Listed entries ::
* Begin *

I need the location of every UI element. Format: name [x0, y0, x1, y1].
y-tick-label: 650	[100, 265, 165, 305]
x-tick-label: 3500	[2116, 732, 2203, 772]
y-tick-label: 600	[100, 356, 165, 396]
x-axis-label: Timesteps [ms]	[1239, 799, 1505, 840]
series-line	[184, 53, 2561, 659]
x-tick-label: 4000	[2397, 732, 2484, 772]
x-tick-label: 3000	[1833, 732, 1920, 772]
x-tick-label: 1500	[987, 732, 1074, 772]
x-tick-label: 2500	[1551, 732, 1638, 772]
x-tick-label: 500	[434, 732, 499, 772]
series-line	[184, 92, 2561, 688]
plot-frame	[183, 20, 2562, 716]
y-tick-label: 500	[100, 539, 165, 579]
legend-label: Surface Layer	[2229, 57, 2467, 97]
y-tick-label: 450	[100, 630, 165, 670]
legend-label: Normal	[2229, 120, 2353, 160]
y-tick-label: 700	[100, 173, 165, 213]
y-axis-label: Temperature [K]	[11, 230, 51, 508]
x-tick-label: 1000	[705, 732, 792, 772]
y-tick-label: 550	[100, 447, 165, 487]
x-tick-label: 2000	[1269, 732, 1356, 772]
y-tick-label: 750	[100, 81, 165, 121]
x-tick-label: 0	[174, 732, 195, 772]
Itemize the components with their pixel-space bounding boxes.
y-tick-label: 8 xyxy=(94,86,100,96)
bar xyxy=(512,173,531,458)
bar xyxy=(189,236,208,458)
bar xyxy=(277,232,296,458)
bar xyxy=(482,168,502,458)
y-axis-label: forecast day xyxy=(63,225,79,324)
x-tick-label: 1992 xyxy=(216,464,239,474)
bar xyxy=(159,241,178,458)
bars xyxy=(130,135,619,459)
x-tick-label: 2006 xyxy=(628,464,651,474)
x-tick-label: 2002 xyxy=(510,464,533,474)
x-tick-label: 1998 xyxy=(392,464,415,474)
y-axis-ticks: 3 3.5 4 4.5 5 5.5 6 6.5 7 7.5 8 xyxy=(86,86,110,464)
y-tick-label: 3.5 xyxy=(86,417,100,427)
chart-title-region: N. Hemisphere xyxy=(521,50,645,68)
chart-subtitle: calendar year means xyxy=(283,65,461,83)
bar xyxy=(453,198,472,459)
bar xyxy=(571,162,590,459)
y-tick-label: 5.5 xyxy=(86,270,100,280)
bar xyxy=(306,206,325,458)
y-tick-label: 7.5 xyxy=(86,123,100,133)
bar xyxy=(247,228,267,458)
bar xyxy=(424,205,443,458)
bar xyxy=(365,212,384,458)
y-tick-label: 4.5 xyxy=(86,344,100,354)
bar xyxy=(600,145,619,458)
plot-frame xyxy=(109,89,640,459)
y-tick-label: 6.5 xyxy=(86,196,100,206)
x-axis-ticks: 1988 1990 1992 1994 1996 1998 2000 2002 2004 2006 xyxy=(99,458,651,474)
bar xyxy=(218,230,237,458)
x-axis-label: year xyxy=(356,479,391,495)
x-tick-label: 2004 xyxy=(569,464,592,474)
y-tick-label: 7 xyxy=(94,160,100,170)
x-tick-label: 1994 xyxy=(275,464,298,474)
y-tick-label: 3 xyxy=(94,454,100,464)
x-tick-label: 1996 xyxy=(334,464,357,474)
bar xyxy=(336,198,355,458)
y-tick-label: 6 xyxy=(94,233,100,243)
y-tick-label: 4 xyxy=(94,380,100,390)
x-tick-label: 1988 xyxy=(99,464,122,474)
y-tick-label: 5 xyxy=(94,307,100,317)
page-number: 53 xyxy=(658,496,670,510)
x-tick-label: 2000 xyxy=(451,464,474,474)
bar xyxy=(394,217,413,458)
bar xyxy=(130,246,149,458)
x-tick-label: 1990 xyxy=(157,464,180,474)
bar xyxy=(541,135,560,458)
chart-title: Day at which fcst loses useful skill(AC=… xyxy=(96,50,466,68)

* End *

What you will do ::
How many lines in the material above contain the string "plot"? Give only the number.

Task solution ::
2